* **WHAT TO DO**
Write out each line from the data below that includes the word "assimilated".

* **INPUT FOR THIS TASK**
--------------------------------------------------

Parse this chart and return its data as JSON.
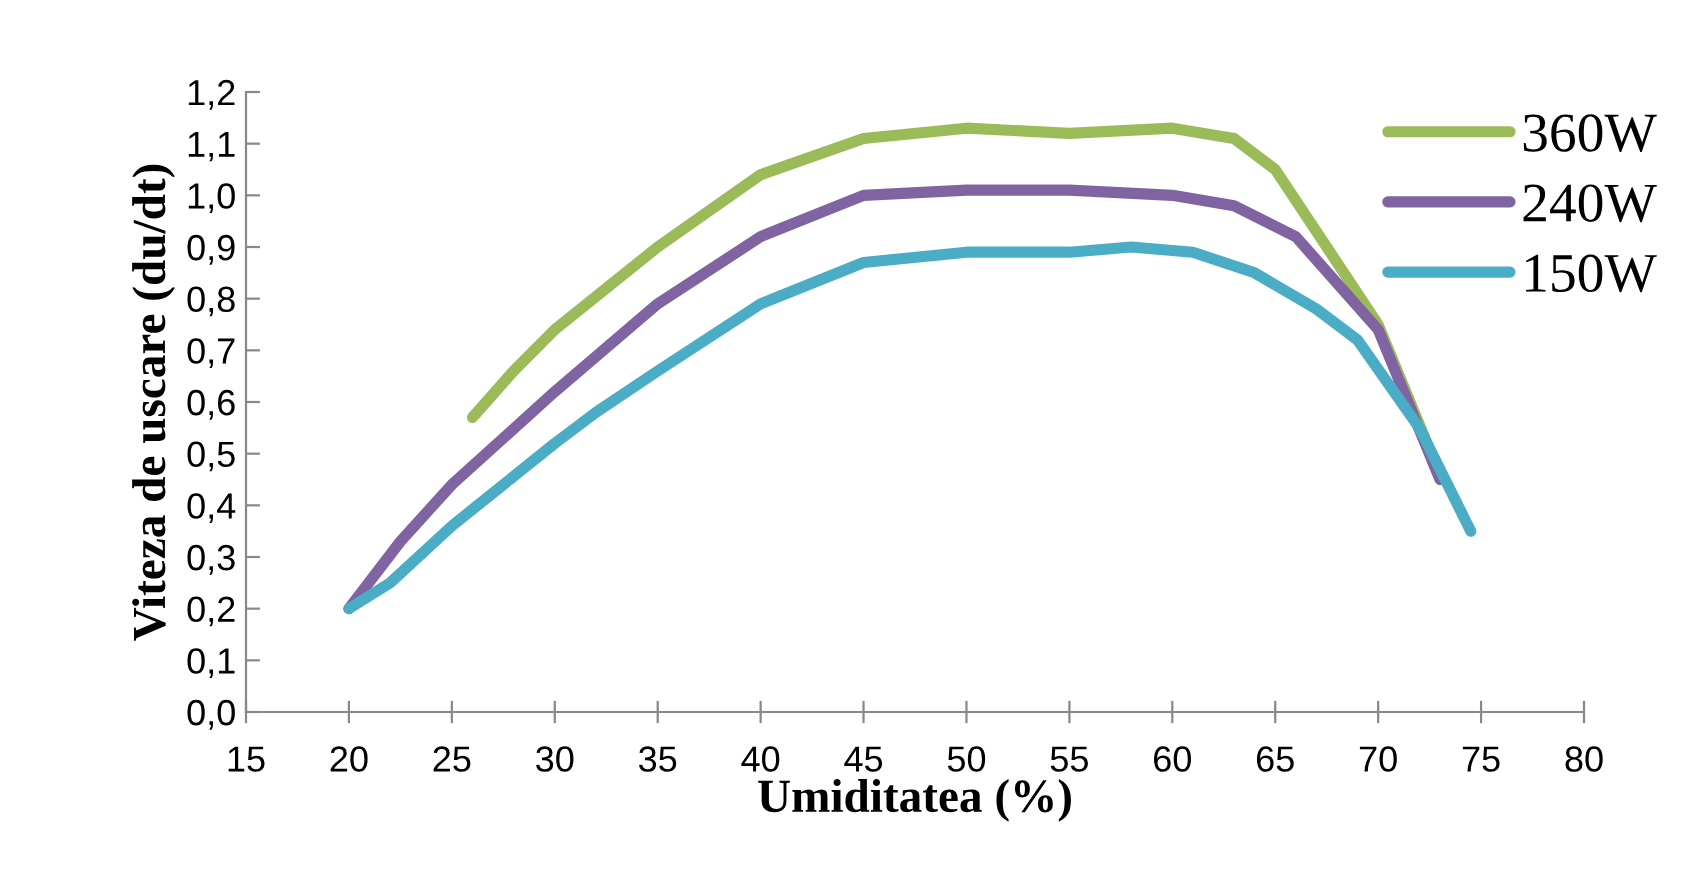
{
  "chart_data": {
    "type": "line",
    "xlabel": "Umiditatea (%)",
    "ylabel": "Viteza de uscare (du/dt)",
    "xlim": [
      15,
      80
    ],
    "xticks": [
      15,
      20,
      25,
      30,
      35,
      40,
      45,
      50,
      55,
      60,
      65,
      70,
      75,
      80
    ],
    "ylim": [
      0,
      1.2
    ],
    "yticks": [
      {
        "value": 0,
        "label": "0,0"
      },
      {
        "value": 0.1,
        "label": "0,1"
      },
      {
        "value": 0.2,
        "label": "0,2"
      },
      {
        "value": 0.3,
        "label": "0,3"
      },
      {
        "value": 0.4,
        "label": "0,4"
      },
      {
        "value": 0.5,
        "label": "0,5"
      },
      {
        "value": 0.6,
        "label": "0,6"
      },
      {
        "value": 0.7,
        "label": "0,7"
      },
      {
        "value": 0.8,
        "label": "0,8"
      },
      {
        "value": 0.9,
        "label": "0,9"
      },
      {
        "value": 1.0,
        "label": "1,0"
      },
      {
        "value": 1.1,
        "label": "1,1"
      },
      {
        "value": 1.2,
        "label": "1,2"
      }
    ],
    "grid": false,
    "legend": "top right",
    "marker": "none",
    "line_style": "solid",
    "series": [
      {
        "name": "360W",
        "color": "#9bbb59",
        "x": [
          26,
          28,
          30,
          35,
          40,
          45,
          50,
          55,
          60,
          63,
          65,
          67,
          70,
          73
        ],
        "values": [
          0.57,
          0.66,
          0.74,
          0.9,
          1.04,
          1.11,
          1.13,
          1.12,
          1.13,
          1.11,
          1.05,
          0.93,
          0.75,
          0.46
        ]
      },
      {
        "name": "240W",
        "color": "#8064a2",
        "x": [
          20,
          22.5,
          25,
          30,
          35,
          40,
          45,
          50,
          55,
          60,
          63,
          66,
          70,
          73
        ],
        "values": [
          0.2,
          0.33,
          0.44,
          0.62,
          0.79,
          0.92,
          1.0,
          1.01,
          1.01,
          1.0,
          0.98,
          0.92,
          0.74,
          0.45
        ]
      },
      {
        "name": "150W",
        "color": "#4bacc6",
        "x": [
          20,
          22,
          25,
          30,
          32,
          35,
          40,
          45,
          50,
          55,
          58,
          61,
          64,
          67,
          69,
          72,
          74.5
        ],
        "values": [
          0.2,
          0.25,
          0.36,
          0.52,
          0.58,
          0.66,
          0.79,
          0.87,
          0.89,
          0.89,
          0.9,
          0.89,
          0.85,
          0.78,
          0.72,
          0.55,
          0.35
        ]
      }
    ]
  }
}
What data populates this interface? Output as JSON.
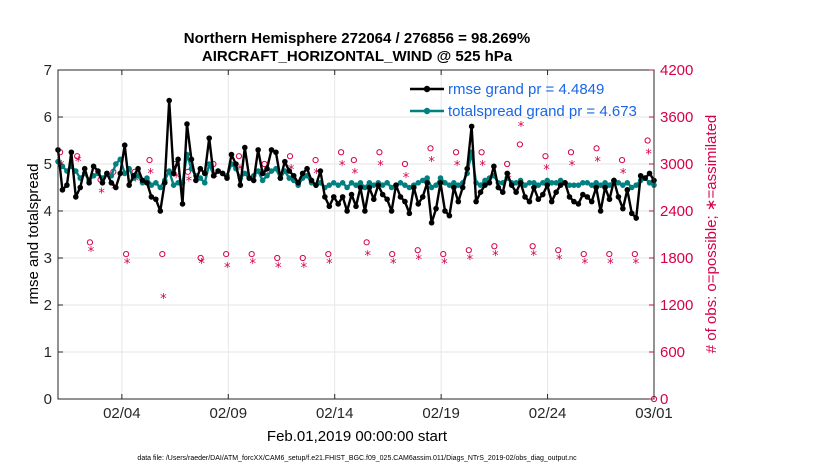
{
  "chart_data": {
    "type": "line",
    "title_line1": "Northern Hemisphere 272064 / 276856 = 98.269%",
    "title_line2": "AIRCRAFT_HORIZONTAL_WIND @ 525 hPa",
    "xlabel": "Feb.01,2019 00:00:00 start",
    "ylabel_left": "rmse and totalspread",
    "ylabel_right": "# of obs: o=possible; ∗=assimilated",
    "xlim": [
      0,
      28
    ],
    "ylim_left": [
      0,
      7
    ],
    "ylim_right": [
      0,
      4200
    ],
    "x_ticks": [
      3,
      8,
      13,
      18,
      23,
      28
    ],
    "x_tick_labels": [
      "02/04",
      "02/09",
      "02/14",
      "02/19",
      "02/24",
      "03/01"
    ],
    "y_ticks_left": [
      "0",
      "1",
      "2",
      "3",
      "4",
      "5",
      "6",
      "7"
    ],
    "y_ticks_right": [
      "0",
      "600",
      "1200",
      "1800",
      "2400",
      "3000",
      "3600",
      "4200"
    ],
    "footnote": "data file: /Users/raeder/DAI/ATM_forcXX/CAM6_setup/f.e21.FHIST_BGC.f09_025.CAM6assim.011/Diags_NTrS_2019-02/obs_diag_output.nc",
    "colors": {
      "rmse": "#000000",
      "spread": "#008080",
      "obs": "#d6004a",
      "legend_text": "#1a66e6",
      "grid": "#e6e6e6"
    },
    "series": [
      {
        "name": "rmse grand pr = 4.4849",
        "axis": "left",
        "values": [
          5.3,
          4.45,
          4.55,
          5.25,
          4.3,
          4.5,
          4.9,
          4.6,
          4.95,
          4.85,
          4.6,
          4.8,
          4.6,
          4.5,
          4.8,
          5.4,
          4.55,
          4.75,
          4.9,
          4.65,
          4.6,
          4.3,
          4.25,
          4.0,
          4.6,
          6.35,
          4.8,
          5.1,
          4.15,
          5.85,
          5.1,
          4.65,
          4.9,
          4.8,
          5.55,
          4.75,
          4.85,
          4.8,
          4.7,
          5.2,
          5.0,
          4.55,
          5.35,
          4.7,
          4.65,
          5.3,
          4.8,
          4.9,
          5.3,
          5.25,
          4.7,
          5.05,
          4.85,
          4.75,
          4.6,
          4.8,
          4.9,
          4.65,
          4.55,
          4.85,
          4.3,
          4.1,
          4.3,
          4.15,
          4.3,
          4.0,
          4.35,
          4.1,
          4.5,
          4.0,
          4.5,
          4.25,
          4.55,
          4.35,
          4.25,
          4.0,
          4.55,
          4.3,
          4.2,
          3.95,
          4.5,
          4.15,
          4.3,
          4.6,
          3.75,
          4.05,
          4.6,
          4.0,
          3.9,
          4.5,
          4.2,
          4.5,
          4.9,
          5.8,
          4.2,
          4.4,
          4.55,
          4.6,
          4.95,
          4.5,
          4.4,
          4.8,
          4.55,
          4.4,
          4.6,
          4.3,
          4.2,
          4.5,
          4.25,
          4.35,
          4.55,
          4.2,
          4.4,
          4.55,
          4.6,
          4.3,
          4.2,
          4.15,
          4.35,
          4.3,
          4.2,
          4.5,
          4.0,
          4.5,
          4.25,
          4.65,
          4.3,
          4.05,
          4.45,
          3.95,
          3.85,
          4.75,
          4.7,
          4.8,
          4.65
        ]
      },
      {
        "name": "totalspread grand pr = 4.673",
        "axis": "left",
        "values": [
          5.05,
          4.95,
          4.85,
          4.95,
          4.85,
          4.7,
          4.8,
          4.65,
          4.75,
          4.8,
          4.7,
          4.8,
          4.75,
          5.0,
          5.1,
          4.8,
          4.9,
          4.7,
          4.75,
          4.6,
          4.7,
          4.55,
          4.6,
          4.5,
          4.65,
          4.85,
          4.55,
          4.6,
          4.6,
          5.2,
          4.9,
          4.75,
          4.7,
          4.6,
          5.0,
          4.75,
          4.85,
          4.8,
          4.75,
          5.0,
          4.9,
          4.7,
          4.8,
          4.7,
          4.75,
          4.85,
          4.65,
          4.75,
          4.85,
          4.9,
          4.7,
          4.85,
          4.7,
          4.65,
          4.55,
          4.7,
          4.75,
          4.6,
          4.55,
          4.6,
          4.5,
          4.55,
          4.6,
          4.55,
          4.6,
          4.5,
          4.6,
          4.55,
          4.6,
          4.5,
          4.6,
          4.55,
          4.6,
          4.55,
          4.6,
          4.5,
          4.55,
          4.6,
          4.55,
          4.5,
          4.55,
          4.6,
          4.65,
          4.7,
          4.5,
          4.55,
          4.7,
          4.6,
          4.55,
          4.6,
          4.55,
          4.6,
          4.8,
          5.25,
          4.6,
          4.55,
          4.65,
          4.7,
          4.75,
          4.6,
          4.6,
          4.7,
          4.6,
          4.6,
          4.65,
          4.55,
          4.6,
          4.6,
          4.55,
          4.6,
          4.65,
          4.6,
          4.6,
          4.65,
          4.6,
          4.55,
          4.55,
          4.55,
          4.6,
          4.6,
          4.55,
          4.6,
          4.55,
          4.6,
          4.55,
          4.65,
          4.6,
          4.55,
          4.6,
          4.5,
          4.55,
          4.65,
          4.7,
          4.6,
          4.55
        ]
      },
      {
        "name": "possible",
        "axis": "right",
        "marker": "o",
        "points": [
          [
            0.1,
            3150
          ],
          [
            0.9,
            3100
          ],
          [
            1.5,
            2000
          ],
          [
            2.0,
            2800
          ],
          [
            2.6,
            2900
          ],
          [
            3.2,
            1850
          ],
          [
            3.6,
            2900
          ],
          [
            4.3,
            3050
          ],
          [
            4.9,
            1850
          ],
          [
            5.5,
            3000
          ],
          [
            6.1,
            2900
          ],
          [
            6.7,
            1800
          ],
          [
            7.3,
            3000
          ],
          [
            7.9,
            1850
          ],
          [
            8.5,
            3100
          ],
          [
            9.1,
            1850
          ],
          [
            9.7,
            3000
          ],
          [
            10.3,
            1800
          ],
          [
            10.9,
            3100
          ],
          [
            11.5,
            1800
          ],
          [
            12.1,
            3050
          ],
          [
            12.7,
            1850
          ],
          [
            13.3,
            3150
          ],
          [
            13.9,
            3050
          ],
          [
            14.5,
            2000
          ],
          [
            15.1,
            3150
          ],
          [
            15.7,
            1850
          ],
          [
            16.3,
            3000
          ],
          [
            16.9,
            1900
          ],
          [
            17.5,
            3200
          ],
          [
            18.1,
            1850
          ],
          [
            18.7,
            3150
          ],
          [
            19.3,
            1900
          ],
          [
            19.9,
            3150
          ],
          [
            20.5,
            1950
          ],
          [
            21.1,
            3000
          ],
          [
            21.7,
            3250
          ],
          [
            22.3,
            1950
          ],
          [
            22.9,
            3100
          ],
          [
            23.5,
            1900
          ],
          [
            24.1,
            3150
          ],
          [
            24.7,
            1850
          ],
          [
            25.3,
            3200
          ],
          [
            25.9,
            1850
          ],
          [
            26.5,
            3050
          ],
          [
            27.1,
            1850
          ],
          [
            27.7,
            3300
          ],
          [
            28.0,
            0
          ]
        ]
      },
      {
        "name": "assimilated",
        "axis": "right",
        "marker": "*",
        "points": [
          [
            0.15,
            3000
          ],
          [
            0.95,
            3050
          ],
          [
            1.55,
            1900
          ],
          [
            2.05,
            2650
          ],
          [
            2.65,
            2700
          ],
          [
            3.25,
            1750
          ],
          [
            3.65,
            2800
          ],
          [
            4.35,
            2900
          ],
          [
            4.95,
            1300
          ],
          [
            5.55,
            2850
          ],
          [
            6.15,
            2800
          ],
          [
            6.75,
            1750
          ],
          [
            7.35,
            2850
          ],
          [
            7.95,
            1700
          ],
          [
            8.55,
            2950
          ],
          [
            9.15,
            1750
          ],
          [
            9.75,
            2900
          ],
          [
            10.35,
            1700
          ],
          [
            10.95,
            2950
          ],
          [
            11.55,
            1700
          ],
          [
            12.15,
            2900
          ],
          [
            12.75,
            1750
          ],
          [
            13.35,
            3000
          ],
          [
            13.95,
            2900
          ],
          [
            14.55,
            1850
          ],
          [
            15.15,
            3000
          ],
          [
            15.75,
            1750
          ],
          [
            16.35,
            2850
          ],
          [
            16.95,
            1800
          ],
          [
            17.55,
            3050
          ],
          [
            18.15,
            1750
          ],
          [
            18.75,
            3000
          ],
          [
            19.35,
            1800
          ],
          [
            19.95,
            3000
          ],
          [
            20.55,
            1850
          ],
          [
            21.15,
            2850
          ],
          [
            21.75,
            3500
          ],
          [
            22.35,
            1850
          ],
          [
            22.95,
            2950
          ],
          [
            23.55,
            1800
          ],
          [
            24.15,
            3000
          ],
          [
            24.75,
            1750
          ],
          [
            25.35,
            3050
          ],
          [
            25.95,
            1750
          ],
          [
            26.55,
            2900
          ],
          [
            27.15,
            1750
          ],
          [
            27.75,
            3150
          ]
        ]
      }
    ]
  }
}
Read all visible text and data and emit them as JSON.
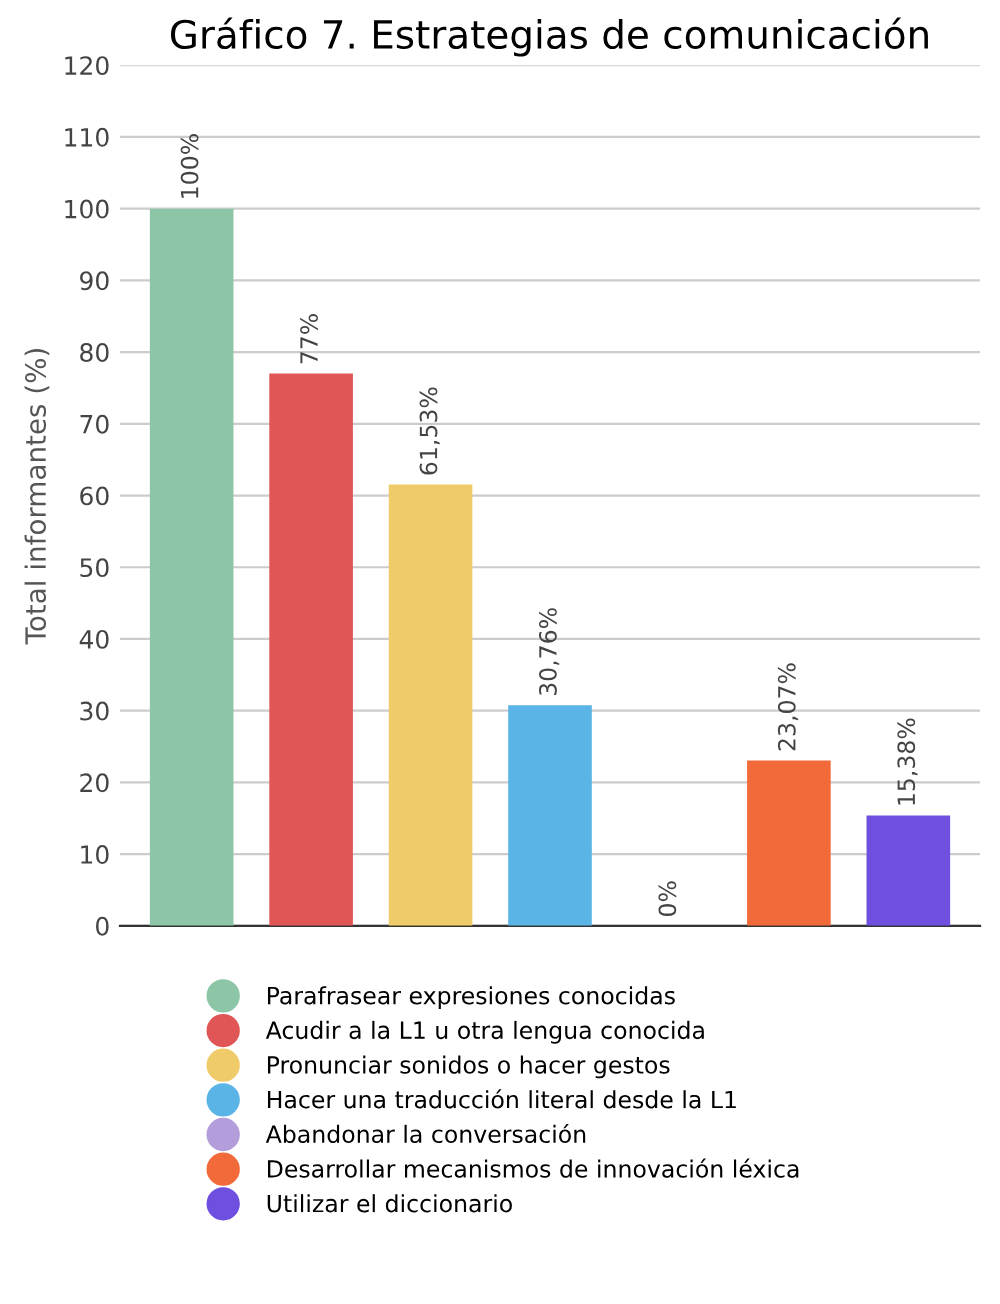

--------------------------------------------------

* **COMPLETE OUTPUT**
    "ylabel_right": "# of obs: o=possible; ∗=assimilated",
        "name": "assimilated",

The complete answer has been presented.